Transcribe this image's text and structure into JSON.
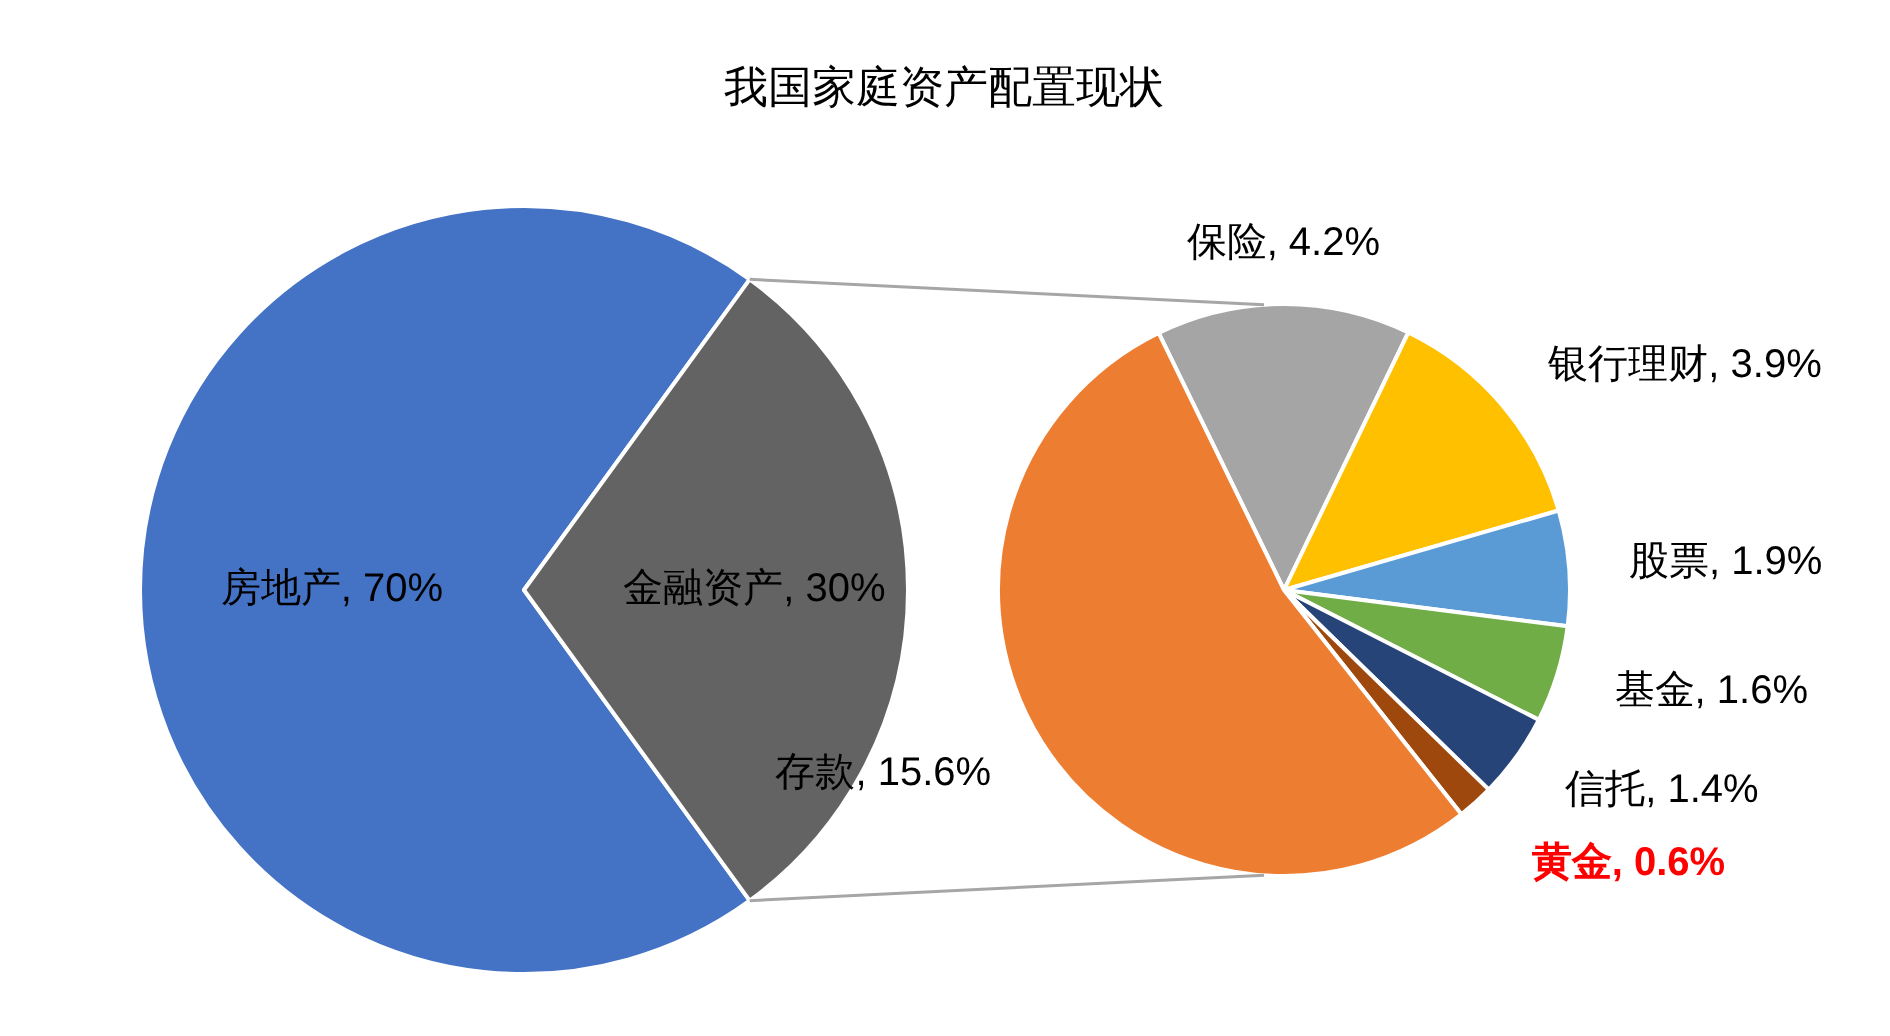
{
  "chart_data": [
    {
      "type": "pie",
      "title": "我国家庭资产配置现状",
      "categories": [
        "房地产",
        "金融资产"
      ],
      "values": [
        70,
        30
      ],
      "value_labels": [
        "70%",
        "30%"
      ],
      "colors": [
        "#4472c4",
        "#636363"
      ]
    },
    {
      "type": "pie",
      "categories": [
        "保险",
        "银行理财",
        "股票",
        "基金",
        "信托",
        "黄金",
        "存款"
      ],
      "values": [
        4.2,
        3.9,
        1.9,
        1.6,
        1.4,
        0.6,
        15.6
      ],
      "value_labels": [
        "4.2%",
        "3.9%",
        "1.9%",
        "1.6%",
        "1.4%",
        "0.6%",
        "15.6%"
      ],
      "colors": [
        "#a5a5a5",
        "#ffc000",
        "#5b9bd5",
        "#70ad47",
        "#264478",
        "#9e480e",
        "#ed7d31"
      ]
    }
  ]
}
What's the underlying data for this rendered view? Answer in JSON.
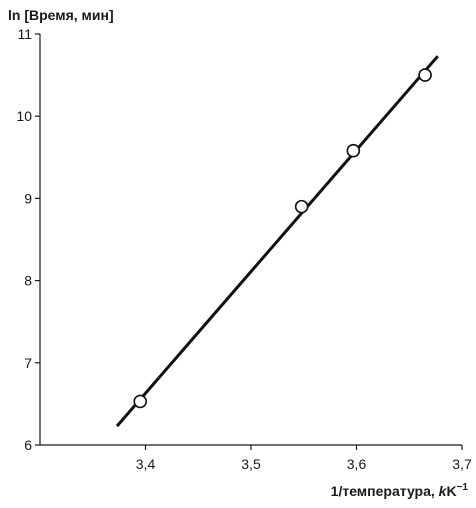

══════

◆ **Job**
Every line above should be returned word for word, with the pictures left behind.

◆ **Response**
Transcribe this image's text and structure into JSON.
{
  "chart_data": [
    {
      "type": "pie",
      "title": "我国家庭资产配置现状",
      "categories": [
        "房地产",
        "金融资产"
      ],
      "values": [
        70,
        30
      ],
      "value_labels": [
        "70%",
        "30%"
      ],
      "colors": [
        "#4472c4",
        "#636363"
      ]
    },
    {
      "type": "pie",
      "categories": [
        "保险",
        "银行理财",
        "股票",
        "基金",
        "信托",
        "黄金",
        "存款"
      ],
      "values": [
        4.2,
        3.9,
        1.9,
        1.6,
        1.4,
        0.6,
        15.6
      ],
      "value_labels": [
        "4.2%",
        "3.9%",
        "1.9%",
        "1.6%",
        "1.4%",
        "0.6%",
        "15.6%"
      ],
      "colors": [
        "#a5a5a5",
        "#ffc000",
        "#5b9bd5",
        "#70ad47",
        "#264478",
        "#9e480e",
        "#ed7d31"
      ]
    }
  ]
}
What's the underlying data for this rendered view? Answer in JSON.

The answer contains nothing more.